## Set exercise
Go through the lines below and copy each one that holds the string "output".

## Stored data entries
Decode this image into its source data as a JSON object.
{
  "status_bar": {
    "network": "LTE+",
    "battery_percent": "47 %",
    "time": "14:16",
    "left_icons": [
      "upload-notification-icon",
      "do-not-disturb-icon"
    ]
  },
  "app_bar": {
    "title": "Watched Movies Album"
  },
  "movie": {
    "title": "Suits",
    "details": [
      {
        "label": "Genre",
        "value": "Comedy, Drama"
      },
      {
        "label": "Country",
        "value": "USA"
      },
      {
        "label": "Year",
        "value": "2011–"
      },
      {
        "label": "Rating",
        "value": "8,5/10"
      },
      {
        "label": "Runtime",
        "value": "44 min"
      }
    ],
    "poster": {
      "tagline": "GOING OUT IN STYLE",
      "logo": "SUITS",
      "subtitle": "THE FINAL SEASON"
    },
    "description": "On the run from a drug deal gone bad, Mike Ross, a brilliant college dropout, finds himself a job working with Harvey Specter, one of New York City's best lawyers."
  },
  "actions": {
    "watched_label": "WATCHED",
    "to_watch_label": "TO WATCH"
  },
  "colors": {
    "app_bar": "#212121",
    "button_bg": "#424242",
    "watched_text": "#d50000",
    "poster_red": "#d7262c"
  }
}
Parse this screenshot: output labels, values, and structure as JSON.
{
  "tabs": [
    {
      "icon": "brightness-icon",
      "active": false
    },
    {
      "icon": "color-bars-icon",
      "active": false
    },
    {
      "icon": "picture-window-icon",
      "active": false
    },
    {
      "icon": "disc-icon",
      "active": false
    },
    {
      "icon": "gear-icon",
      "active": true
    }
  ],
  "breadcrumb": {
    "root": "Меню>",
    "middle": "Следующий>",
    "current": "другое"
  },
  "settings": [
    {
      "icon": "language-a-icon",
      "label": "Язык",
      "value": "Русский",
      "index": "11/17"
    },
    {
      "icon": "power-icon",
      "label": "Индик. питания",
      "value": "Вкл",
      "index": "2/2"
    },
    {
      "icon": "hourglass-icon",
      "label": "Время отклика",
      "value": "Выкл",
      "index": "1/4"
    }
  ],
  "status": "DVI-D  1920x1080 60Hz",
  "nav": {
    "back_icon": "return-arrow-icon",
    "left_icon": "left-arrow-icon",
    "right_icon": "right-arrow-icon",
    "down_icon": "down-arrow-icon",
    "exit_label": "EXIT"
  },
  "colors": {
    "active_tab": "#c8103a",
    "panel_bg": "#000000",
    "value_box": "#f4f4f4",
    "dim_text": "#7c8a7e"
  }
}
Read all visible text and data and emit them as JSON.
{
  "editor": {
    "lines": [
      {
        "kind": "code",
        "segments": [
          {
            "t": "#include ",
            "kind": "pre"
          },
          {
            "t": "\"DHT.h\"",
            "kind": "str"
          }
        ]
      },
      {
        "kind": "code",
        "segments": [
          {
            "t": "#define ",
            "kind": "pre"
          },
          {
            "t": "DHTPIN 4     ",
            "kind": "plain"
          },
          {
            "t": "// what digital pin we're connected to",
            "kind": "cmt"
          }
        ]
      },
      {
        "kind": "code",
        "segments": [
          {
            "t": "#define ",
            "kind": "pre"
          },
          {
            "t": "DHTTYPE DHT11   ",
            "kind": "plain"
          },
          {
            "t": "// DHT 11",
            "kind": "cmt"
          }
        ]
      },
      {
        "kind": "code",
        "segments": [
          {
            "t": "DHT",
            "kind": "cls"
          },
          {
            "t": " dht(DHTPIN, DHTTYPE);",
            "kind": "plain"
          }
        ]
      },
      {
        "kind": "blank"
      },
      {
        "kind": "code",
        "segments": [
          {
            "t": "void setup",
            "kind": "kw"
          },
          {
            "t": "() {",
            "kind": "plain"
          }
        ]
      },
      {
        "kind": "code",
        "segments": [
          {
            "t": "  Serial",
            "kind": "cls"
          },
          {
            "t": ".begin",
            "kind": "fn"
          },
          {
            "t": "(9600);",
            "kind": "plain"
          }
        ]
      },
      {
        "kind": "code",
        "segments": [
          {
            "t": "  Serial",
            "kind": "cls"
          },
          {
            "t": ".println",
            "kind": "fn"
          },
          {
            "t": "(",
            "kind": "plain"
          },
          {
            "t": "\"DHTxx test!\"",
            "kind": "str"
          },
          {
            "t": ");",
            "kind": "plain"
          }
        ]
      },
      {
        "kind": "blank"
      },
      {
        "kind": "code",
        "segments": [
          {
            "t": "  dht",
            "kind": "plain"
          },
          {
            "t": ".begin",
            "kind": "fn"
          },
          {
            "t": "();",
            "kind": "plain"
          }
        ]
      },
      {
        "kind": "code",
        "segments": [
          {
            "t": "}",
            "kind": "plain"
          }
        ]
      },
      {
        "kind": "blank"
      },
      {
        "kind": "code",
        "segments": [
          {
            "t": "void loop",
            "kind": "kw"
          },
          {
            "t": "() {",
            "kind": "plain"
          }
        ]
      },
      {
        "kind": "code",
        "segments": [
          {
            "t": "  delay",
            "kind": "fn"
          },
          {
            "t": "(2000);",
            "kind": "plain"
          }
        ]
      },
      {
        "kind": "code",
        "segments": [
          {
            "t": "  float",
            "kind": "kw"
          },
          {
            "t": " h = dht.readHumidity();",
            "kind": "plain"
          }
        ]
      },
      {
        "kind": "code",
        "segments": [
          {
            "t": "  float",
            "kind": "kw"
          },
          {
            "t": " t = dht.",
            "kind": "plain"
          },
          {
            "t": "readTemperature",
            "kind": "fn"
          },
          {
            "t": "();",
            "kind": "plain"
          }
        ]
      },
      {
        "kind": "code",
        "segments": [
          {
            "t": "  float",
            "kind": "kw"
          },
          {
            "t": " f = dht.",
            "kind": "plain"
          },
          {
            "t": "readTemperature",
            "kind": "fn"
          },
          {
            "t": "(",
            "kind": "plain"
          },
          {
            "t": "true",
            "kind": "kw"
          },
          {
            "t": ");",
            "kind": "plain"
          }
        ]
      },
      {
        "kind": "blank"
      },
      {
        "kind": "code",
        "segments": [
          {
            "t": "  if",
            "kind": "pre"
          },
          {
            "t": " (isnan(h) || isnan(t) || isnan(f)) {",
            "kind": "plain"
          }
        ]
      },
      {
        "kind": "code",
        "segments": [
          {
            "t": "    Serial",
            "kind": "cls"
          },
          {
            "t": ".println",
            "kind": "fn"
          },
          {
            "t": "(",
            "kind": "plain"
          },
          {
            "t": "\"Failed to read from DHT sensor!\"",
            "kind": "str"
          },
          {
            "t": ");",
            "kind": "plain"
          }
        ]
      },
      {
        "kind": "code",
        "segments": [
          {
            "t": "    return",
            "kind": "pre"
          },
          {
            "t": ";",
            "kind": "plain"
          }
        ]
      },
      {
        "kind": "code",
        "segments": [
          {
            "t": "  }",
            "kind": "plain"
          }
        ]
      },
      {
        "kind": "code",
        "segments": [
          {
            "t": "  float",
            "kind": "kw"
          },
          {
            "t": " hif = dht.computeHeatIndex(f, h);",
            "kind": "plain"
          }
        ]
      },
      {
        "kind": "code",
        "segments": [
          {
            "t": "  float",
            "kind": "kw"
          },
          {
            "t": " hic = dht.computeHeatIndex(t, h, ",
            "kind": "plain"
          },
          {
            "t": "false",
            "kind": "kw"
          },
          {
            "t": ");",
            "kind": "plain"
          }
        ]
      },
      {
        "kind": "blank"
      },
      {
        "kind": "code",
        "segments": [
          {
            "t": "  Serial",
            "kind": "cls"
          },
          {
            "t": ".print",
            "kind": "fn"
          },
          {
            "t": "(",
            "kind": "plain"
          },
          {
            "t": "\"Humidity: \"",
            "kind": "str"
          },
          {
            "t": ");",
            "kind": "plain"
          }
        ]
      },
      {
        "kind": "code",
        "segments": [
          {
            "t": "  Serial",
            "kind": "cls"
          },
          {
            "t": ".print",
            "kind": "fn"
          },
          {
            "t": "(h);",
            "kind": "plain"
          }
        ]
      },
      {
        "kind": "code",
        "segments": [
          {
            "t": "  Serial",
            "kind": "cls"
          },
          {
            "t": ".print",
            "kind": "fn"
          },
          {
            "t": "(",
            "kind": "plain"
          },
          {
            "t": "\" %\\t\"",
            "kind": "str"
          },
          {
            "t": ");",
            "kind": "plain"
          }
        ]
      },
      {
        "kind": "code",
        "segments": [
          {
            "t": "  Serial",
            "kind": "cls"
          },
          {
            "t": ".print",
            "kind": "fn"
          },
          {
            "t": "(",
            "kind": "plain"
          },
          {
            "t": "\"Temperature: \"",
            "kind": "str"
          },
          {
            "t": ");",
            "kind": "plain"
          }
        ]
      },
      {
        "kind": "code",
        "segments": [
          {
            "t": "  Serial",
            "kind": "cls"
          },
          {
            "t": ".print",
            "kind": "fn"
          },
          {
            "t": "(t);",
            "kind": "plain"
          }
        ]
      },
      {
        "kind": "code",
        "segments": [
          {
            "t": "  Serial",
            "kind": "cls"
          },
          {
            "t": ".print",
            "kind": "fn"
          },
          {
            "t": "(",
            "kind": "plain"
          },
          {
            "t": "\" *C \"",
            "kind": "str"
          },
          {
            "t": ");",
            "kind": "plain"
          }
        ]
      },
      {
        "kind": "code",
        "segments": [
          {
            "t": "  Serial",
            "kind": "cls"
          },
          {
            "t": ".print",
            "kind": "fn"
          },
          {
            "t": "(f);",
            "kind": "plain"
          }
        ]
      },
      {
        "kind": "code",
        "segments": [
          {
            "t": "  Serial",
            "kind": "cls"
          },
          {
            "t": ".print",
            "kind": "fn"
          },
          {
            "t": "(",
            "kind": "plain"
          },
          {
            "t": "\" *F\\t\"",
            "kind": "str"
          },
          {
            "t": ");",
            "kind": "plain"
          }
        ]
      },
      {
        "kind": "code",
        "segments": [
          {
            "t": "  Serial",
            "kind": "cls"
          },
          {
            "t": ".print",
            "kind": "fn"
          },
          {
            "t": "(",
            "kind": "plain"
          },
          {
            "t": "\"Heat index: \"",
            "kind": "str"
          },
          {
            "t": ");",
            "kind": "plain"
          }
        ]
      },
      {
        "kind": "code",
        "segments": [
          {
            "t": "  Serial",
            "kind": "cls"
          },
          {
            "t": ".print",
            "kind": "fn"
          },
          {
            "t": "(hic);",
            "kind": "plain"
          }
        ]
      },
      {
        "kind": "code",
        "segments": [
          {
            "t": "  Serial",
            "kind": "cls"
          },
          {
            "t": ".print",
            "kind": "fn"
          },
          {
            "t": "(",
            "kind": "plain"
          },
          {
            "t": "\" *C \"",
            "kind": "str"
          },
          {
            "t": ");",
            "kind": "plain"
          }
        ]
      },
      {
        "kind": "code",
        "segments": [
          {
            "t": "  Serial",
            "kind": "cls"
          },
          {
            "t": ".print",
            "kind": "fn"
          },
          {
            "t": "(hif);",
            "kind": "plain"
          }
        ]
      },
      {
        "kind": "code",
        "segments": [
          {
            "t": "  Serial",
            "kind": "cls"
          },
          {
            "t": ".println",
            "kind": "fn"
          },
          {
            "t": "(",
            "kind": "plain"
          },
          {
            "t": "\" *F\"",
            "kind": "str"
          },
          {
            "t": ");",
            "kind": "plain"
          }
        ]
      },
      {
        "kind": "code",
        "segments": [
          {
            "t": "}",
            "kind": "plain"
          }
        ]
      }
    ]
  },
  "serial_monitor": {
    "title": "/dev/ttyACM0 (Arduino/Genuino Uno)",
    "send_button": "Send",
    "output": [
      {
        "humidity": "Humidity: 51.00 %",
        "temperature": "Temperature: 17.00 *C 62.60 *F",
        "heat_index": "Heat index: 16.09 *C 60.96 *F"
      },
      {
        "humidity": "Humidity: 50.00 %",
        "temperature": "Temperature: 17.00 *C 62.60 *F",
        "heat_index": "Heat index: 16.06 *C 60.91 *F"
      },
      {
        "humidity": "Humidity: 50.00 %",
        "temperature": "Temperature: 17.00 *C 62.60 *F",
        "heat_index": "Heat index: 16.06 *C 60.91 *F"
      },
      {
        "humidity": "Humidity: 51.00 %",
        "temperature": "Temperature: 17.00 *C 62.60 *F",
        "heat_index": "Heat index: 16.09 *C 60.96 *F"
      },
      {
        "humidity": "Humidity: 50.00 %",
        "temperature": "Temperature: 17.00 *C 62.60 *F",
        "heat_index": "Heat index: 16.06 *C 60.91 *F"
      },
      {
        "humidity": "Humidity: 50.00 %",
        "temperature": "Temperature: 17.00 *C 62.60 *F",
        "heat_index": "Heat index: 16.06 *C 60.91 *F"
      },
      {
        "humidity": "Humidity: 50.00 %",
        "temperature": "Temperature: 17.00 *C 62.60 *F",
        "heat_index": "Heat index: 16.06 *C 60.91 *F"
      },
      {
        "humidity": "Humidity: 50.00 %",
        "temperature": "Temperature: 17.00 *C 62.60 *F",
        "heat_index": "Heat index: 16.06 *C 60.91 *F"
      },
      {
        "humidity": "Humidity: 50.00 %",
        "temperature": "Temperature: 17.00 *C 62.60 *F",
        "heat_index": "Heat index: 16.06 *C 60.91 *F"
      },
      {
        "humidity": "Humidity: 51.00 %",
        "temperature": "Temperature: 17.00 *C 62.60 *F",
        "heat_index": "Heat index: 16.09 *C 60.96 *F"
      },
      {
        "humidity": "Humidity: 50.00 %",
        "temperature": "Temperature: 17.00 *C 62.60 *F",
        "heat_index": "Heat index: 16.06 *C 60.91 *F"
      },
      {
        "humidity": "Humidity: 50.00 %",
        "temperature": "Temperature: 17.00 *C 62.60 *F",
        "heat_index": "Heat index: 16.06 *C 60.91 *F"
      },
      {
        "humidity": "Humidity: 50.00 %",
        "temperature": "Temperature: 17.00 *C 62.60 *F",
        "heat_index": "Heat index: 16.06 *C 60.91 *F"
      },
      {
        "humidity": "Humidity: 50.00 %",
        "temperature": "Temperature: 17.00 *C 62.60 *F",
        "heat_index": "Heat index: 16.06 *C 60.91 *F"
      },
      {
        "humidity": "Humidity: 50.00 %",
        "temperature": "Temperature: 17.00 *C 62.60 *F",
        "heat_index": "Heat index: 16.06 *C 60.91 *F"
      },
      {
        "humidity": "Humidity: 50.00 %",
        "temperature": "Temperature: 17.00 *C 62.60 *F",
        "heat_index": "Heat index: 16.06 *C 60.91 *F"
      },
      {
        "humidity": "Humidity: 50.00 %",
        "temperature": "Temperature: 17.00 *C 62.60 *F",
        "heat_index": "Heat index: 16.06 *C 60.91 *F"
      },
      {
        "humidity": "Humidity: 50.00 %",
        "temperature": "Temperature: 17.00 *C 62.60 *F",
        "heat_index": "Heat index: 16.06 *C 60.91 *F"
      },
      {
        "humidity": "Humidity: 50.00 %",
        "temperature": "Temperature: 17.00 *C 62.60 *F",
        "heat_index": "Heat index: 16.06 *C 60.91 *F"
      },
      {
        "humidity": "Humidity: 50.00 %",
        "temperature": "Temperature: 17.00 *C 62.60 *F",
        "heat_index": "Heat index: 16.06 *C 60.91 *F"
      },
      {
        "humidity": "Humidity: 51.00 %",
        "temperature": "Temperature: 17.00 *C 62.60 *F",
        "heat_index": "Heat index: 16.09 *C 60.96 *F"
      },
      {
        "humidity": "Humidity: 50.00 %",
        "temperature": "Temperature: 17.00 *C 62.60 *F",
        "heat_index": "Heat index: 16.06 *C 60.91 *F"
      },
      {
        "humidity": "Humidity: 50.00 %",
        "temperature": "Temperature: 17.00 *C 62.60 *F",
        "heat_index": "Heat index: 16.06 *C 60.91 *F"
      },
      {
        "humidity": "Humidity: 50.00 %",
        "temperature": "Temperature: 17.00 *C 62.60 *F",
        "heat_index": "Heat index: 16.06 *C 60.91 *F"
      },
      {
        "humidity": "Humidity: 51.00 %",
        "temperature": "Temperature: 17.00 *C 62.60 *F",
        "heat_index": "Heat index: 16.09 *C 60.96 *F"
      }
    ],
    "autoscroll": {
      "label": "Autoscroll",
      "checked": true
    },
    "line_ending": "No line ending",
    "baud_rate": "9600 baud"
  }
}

## Response to this exercise
Parse this screenshot: output labels, values, and structure as JSON.
    "output": [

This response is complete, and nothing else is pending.